### WHAT THE EXERCISE ASKS
Convert the lines starting at the one containing "Patent image size: (408, 297)." and ending at the one containing "The swivel 99 is at (293, 92)." into a Markdown table with two columns, Row for the row number and Line for the line. Leave out any blank lines.

#### EXERCISE DATA

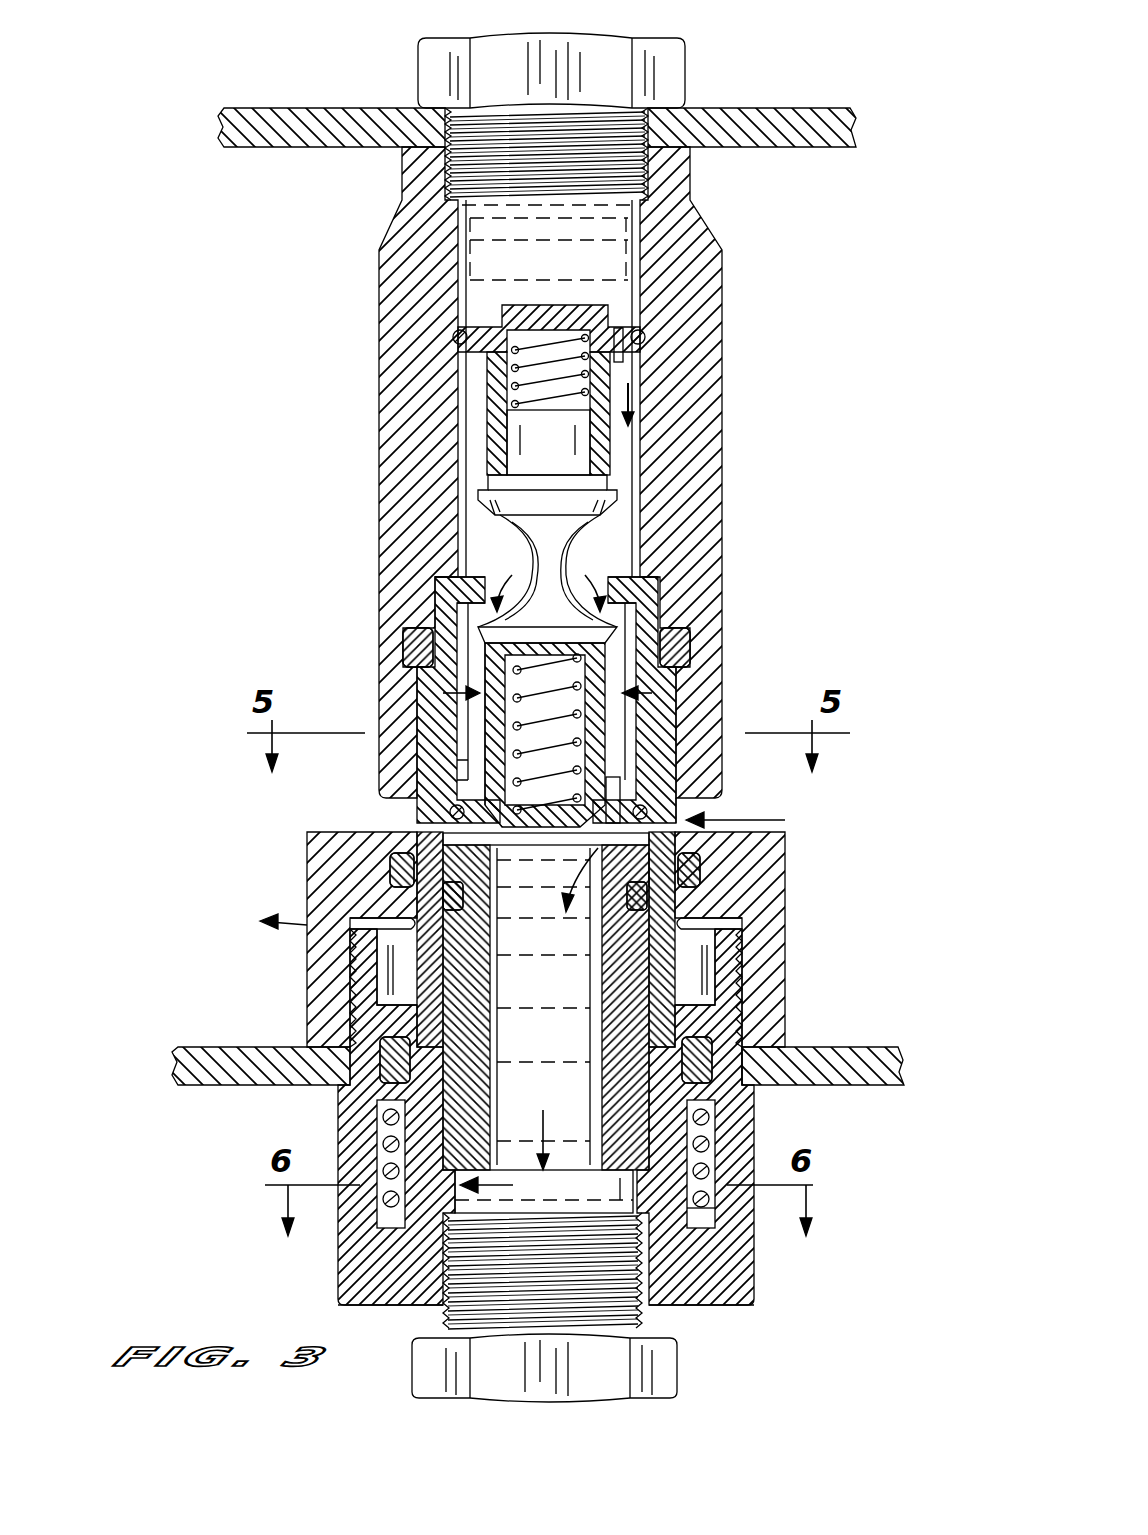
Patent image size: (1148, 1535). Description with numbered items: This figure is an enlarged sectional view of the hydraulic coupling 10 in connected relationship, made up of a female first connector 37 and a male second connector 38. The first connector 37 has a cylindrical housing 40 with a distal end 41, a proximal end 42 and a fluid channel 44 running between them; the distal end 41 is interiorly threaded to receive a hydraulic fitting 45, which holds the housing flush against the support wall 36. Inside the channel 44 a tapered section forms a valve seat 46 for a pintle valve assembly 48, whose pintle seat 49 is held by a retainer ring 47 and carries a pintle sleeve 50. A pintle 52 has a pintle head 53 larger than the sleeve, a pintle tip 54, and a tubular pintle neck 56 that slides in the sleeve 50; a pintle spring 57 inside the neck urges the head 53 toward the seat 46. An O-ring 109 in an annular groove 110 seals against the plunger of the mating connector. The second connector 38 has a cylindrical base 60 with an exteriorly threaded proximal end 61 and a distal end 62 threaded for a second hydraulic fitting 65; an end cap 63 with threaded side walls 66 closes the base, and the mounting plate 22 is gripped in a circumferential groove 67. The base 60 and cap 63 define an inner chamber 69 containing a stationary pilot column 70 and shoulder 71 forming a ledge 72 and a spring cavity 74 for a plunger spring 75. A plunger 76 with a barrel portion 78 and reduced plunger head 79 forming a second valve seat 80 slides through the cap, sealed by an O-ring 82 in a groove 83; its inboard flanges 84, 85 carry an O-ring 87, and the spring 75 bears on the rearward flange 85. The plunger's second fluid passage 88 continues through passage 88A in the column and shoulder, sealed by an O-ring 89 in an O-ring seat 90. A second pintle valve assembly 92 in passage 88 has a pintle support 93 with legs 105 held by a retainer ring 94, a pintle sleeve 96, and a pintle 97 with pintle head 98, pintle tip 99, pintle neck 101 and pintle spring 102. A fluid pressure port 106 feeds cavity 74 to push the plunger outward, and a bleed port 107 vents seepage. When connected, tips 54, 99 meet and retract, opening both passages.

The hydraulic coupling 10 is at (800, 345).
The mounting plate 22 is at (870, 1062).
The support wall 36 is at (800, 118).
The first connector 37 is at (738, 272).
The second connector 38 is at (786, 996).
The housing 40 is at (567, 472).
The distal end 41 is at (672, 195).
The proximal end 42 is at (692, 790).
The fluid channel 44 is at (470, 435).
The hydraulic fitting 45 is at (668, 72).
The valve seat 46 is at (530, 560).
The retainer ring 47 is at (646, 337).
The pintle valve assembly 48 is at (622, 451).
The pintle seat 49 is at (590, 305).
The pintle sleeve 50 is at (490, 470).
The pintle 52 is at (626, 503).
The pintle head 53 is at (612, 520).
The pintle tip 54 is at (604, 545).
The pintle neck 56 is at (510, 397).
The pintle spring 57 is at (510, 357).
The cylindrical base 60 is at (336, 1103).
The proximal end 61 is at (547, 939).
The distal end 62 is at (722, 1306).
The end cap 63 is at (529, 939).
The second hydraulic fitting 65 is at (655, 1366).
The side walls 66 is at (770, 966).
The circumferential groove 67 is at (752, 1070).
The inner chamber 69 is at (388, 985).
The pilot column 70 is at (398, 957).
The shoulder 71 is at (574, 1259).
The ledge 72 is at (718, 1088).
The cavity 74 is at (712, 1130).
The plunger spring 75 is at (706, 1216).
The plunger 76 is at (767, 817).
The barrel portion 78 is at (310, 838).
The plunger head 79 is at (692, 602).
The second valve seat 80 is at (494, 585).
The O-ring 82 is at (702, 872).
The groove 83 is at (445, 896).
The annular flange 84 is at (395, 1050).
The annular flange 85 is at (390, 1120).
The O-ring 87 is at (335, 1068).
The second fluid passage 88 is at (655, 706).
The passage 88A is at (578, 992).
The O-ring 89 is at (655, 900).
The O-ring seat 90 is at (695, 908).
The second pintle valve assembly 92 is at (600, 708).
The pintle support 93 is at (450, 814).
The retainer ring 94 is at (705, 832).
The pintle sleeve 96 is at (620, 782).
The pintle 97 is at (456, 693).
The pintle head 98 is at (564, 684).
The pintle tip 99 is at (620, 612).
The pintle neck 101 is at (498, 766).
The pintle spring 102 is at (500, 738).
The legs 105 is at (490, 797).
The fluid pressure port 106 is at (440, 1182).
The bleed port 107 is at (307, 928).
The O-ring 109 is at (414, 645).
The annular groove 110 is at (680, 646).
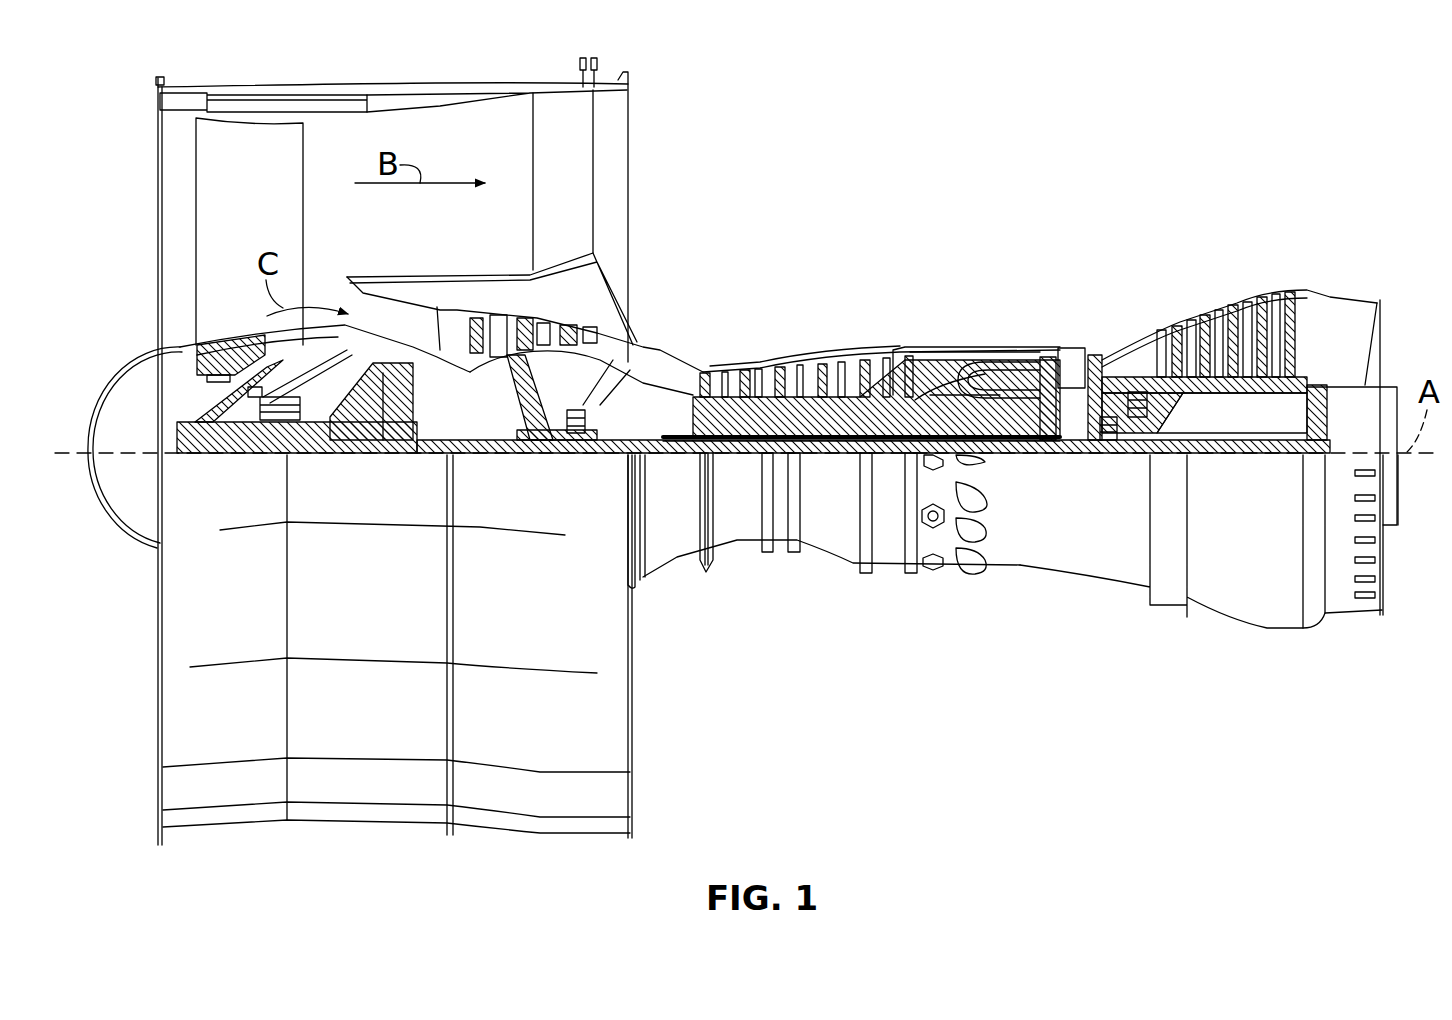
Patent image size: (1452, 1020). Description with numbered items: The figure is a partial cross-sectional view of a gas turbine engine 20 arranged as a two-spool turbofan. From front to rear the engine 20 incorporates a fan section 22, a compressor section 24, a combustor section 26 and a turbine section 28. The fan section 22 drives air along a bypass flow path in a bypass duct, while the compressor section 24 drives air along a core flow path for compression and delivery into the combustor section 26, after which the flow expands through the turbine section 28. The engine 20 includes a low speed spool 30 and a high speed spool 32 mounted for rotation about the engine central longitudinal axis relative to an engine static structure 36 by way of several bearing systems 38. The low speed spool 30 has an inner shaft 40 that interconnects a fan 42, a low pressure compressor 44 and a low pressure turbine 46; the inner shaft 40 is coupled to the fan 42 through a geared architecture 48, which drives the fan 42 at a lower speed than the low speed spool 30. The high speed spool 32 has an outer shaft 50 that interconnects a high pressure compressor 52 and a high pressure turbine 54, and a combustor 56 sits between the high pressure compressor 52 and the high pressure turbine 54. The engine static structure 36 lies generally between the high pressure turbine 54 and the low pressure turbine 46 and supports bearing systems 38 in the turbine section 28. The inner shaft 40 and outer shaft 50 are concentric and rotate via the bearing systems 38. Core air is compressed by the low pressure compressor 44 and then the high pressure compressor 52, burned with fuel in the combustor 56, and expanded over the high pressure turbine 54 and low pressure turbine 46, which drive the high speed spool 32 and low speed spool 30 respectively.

########
#### EXERCISE DATA

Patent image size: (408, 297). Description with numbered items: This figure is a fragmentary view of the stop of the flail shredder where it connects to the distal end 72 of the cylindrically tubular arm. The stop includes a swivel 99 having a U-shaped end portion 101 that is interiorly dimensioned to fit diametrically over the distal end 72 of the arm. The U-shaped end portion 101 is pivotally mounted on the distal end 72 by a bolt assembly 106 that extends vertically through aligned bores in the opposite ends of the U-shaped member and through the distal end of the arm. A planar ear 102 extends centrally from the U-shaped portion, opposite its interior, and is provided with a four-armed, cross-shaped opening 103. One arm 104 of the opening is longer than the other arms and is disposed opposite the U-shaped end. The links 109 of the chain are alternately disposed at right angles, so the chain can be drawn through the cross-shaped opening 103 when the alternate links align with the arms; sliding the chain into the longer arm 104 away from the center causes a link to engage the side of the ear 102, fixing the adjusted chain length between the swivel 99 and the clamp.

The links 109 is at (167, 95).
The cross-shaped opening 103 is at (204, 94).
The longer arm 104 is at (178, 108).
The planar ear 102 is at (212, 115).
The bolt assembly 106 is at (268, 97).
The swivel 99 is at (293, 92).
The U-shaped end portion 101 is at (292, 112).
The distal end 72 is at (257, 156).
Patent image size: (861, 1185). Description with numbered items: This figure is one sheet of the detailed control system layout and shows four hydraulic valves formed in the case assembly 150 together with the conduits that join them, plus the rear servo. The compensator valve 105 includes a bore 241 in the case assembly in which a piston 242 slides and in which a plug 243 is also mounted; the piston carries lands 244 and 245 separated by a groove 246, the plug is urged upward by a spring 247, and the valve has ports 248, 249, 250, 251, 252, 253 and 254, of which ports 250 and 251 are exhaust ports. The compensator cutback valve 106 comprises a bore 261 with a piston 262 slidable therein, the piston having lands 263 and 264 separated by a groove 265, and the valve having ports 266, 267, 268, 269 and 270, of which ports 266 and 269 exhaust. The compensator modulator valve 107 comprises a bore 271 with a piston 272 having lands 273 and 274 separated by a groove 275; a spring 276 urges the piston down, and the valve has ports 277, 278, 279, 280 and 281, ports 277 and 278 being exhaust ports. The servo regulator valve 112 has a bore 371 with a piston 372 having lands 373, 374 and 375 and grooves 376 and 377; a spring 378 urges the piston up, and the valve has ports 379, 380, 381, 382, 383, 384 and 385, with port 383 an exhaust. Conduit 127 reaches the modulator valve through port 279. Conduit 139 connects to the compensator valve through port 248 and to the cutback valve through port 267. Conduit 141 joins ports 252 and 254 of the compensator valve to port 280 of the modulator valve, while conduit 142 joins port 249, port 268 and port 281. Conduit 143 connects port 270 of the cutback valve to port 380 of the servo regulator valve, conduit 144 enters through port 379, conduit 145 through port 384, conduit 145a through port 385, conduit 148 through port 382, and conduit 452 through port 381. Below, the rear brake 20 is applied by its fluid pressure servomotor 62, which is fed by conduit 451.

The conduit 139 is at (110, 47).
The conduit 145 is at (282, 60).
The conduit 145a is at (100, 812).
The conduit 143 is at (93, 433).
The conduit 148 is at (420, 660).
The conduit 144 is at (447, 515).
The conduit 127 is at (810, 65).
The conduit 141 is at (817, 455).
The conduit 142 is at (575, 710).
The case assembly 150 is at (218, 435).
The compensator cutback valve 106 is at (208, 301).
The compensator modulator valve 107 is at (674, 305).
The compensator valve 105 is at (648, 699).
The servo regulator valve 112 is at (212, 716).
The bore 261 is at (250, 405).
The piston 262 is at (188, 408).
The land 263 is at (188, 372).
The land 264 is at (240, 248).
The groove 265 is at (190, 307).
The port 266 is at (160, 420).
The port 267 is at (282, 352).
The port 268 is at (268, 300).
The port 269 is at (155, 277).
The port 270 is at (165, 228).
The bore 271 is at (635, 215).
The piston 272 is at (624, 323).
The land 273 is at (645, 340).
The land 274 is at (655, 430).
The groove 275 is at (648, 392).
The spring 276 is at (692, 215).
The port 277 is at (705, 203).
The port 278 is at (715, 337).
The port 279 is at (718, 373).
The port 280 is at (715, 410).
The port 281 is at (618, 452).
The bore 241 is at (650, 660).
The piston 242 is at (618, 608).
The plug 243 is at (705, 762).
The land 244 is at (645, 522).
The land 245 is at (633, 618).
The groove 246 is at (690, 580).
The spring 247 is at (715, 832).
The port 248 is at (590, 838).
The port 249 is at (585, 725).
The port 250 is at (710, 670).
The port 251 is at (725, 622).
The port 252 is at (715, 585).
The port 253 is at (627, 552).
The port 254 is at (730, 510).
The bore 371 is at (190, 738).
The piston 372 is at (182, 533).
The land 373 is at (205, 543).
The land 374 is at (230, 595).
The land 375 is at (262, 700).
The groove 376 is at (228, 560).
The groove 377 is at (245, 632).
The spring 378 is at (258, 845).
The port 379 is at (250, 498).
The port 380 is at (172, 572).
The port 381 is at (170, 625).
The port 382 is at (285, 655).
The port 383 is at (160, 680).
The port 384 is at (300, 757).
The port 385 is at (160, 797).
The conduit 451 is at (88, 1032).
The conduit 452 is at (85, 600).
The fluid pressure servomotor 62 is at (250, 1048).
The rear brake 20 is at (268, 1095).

########

### RESULT OF THE EXERCISE
| Row | Line |
|---|---|
| 1 | Patent image size: (408, 297). Description with numbered items: This figure is a fragmentary view of the stop of the flail shredder where it connects to the distal end 72 of the cylindrically tubular arm. The stop includes a swivel 99 having a U-shaped end portion 101 that is interiorly dimensioned to fit diametrically over the distal end 72 of the arm. The U-shaped end portion 101 is pivotally mounted on the distal end 72 by a bolt assembly 106 that extends vertically through aligned bores in the opposite ends of the U-shaped member and through the distal end of the arm. A planar ear 102 extends centrally from the U-shaped portion, opposite its interior, and is provided with a four-armed, cross-shaped opening 103. One arm 104 of the opening is longer than the other arms and is disposed opposite the U-shaped end. The links 109 of the chain are alternately disposed at right angles, so the chain can be drawn through the cross-shaped opening 103 when the alternate links align with the arms; sliding the chain into the longer arm 104 away from the center causes a link to engage the side of the ear 102, fixing the adjusted chain length between the swivel 99 and the clamp. |
| 2 | The links 109 is at (167, 95). |
| 3 | The cross-shaped opening 103 is at (204, 94). |
| 4 | The longer arm 104 is at (178, 108). |
| 5 | The planar ear 102 is at (212, 115). |
| 6 | The bolt assembly 106 is at (268, 97). |
| 7 | The swivel 99 is at (293, 92). |